What you will do. Present each line of the entries below that holds the word "clipboard".

Data in this exercise.
_ _ _ _ _

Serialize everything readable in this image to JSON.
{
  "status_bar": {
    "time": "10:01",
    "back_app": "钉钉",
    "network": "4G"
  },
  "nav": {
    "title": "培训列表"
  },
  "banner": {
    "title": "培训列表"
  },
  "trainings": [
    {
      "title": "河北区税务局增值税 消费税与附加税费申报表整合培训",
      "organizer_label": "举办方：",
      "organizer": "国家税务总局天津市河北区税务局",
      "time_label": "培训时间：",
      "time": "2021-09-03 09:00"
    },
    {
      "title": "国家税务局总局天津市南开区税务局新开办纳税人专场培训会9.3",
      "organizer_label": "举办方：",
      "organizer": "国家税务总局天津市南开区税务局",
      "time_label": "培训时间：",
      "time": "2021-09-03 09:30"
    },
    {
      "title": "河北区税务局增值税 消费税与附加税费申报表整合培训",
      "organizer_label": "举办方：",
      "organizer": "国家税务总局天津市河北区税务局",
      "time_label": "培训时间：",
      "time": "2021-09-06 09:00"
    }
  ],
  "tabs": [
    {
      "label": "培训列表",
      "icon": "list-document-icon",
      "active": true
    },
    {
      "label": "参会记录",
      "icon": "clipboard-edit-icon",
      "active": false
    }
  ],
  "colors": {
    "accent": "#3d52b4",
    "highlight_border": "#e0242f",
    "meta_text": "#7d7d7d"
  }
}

_ _ _ _ _

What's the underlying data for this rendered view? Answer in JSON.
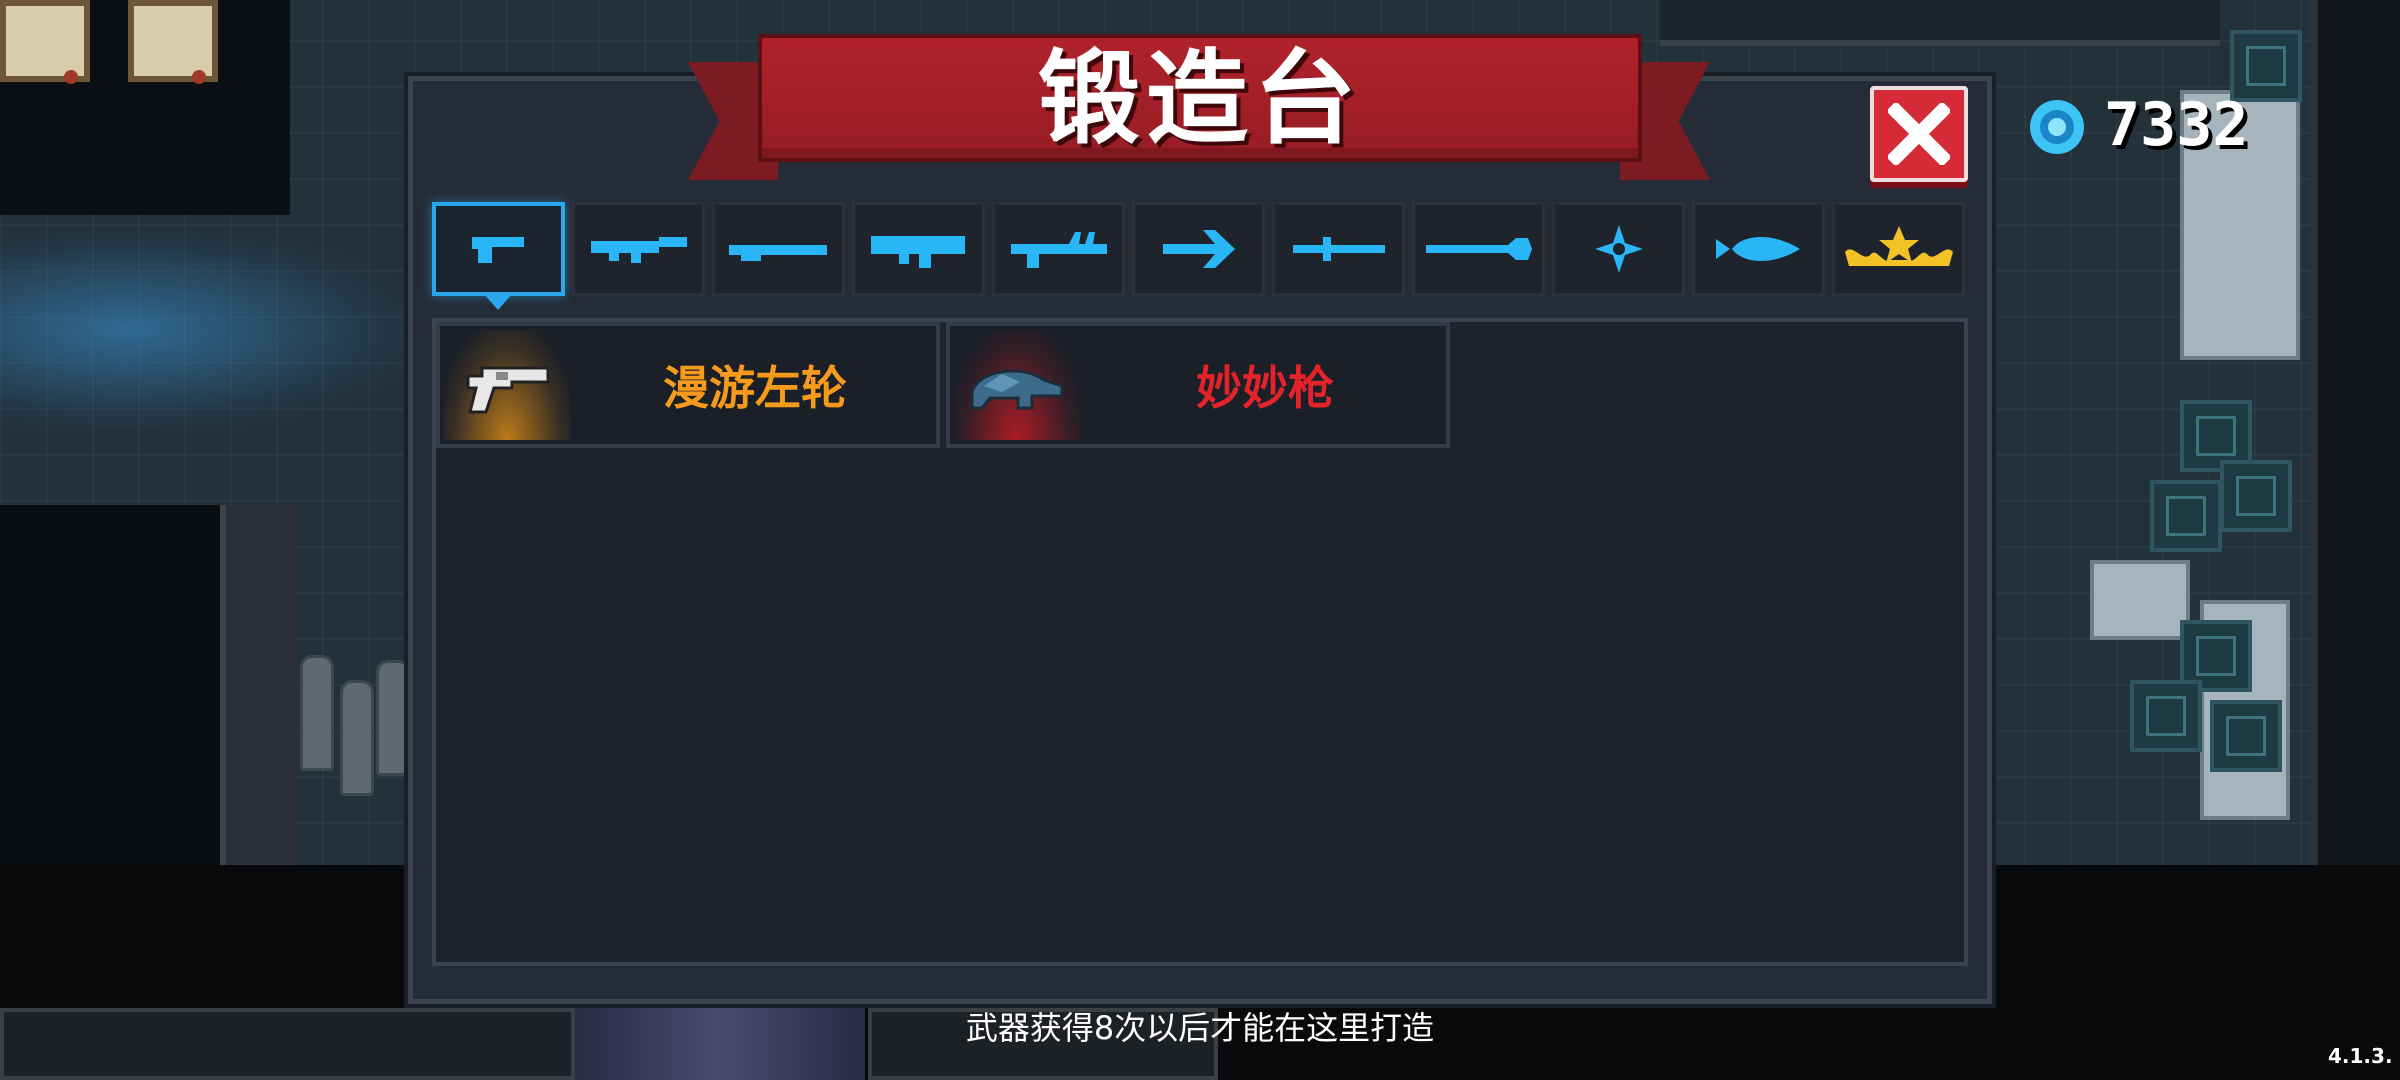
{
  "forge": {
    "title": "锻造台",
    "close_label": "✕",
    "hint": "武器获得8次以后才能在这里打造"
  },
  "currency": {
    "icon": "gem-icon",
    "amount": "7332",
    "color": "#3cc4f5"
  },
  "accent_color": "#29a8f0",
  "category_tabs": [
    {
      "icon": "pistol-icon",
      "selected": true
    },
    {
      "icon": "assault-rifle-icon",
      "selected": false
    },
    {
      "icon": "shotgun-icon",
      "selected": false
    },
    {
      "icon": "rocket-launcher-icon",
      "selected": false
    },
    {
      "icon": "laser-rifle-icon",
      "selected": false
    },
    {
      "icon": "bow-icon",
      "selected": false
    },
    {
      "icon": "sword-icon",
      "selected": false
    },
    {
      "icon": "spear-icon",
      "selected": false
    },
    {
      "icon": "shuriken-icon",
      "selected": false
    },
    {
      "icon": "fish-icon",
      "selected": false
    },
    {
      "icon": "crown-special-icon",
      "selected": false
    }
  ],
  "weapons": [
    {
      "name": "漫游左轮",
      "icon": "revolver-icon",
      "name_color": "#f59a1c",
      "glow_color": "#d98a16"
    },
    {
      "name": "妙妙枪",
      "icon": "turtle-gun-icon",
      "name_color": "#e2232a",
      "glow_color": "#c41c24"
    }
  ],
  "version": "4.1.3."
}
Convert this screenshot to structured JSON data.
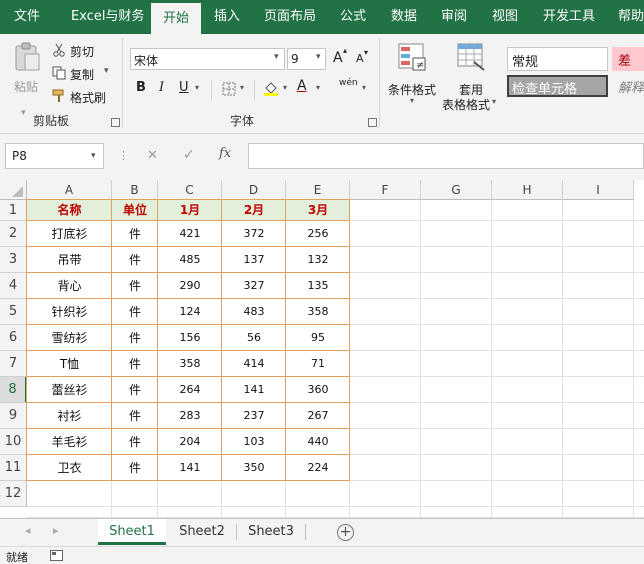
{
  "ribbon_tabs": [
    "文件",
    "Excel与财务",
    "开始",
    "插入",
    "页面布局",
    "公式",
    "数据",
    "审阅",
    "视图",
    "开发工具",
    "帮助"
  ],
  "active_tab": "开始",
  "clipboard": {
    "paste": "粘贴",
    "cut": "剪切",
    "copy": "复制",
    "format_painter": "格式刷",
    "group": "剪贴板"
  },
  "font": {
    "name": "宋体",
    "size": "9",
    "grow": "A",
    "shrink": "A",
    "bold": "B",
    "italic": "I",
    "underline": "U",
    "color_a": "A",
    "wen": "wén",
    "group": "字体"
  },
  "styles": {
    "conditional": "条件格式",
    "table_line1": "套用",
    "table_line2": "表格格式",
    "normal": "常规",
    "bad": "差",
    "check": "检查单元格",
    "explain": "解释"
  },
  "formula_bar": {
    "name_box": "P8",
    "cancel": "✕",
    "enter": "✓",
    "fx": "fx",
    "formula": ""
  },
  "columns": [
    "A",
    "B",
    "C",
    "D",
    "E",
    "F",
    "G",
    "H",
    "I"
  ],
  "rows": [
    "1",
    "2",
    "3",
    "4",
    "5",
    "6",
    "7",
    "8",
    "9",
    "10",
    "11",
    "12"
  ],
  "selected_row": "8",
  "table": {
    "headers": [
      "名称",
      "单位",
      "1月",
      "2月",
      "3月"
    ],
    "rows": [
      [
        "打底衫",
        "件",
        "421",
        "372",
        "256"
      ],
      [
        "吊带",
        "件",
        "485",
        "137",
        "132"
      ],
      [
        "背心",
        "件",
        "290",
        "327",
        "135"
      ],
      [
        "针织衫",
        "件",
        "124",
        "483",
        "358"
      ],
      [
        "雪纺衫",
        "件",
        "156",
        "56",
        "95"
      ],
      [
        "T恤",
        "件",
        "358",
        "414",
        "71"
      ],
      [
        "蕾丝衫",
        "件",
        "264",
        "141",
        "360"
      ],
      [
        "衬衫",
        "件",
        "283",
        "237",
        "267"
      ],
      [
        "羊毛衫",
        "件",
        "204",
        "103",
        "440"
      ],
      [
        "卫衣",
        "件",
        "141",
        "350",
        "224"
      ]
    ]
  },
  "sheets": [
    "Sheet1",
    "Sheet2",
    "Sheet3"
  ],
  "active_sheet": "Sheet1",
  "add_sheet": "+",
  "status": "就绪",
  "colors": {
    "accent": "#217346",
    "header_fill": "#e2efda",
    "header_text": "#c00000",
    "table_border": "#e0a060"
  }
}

_ _ _ _ _

Result below.
      "icon": "clipboard-edit-icon",
  "clipboard": {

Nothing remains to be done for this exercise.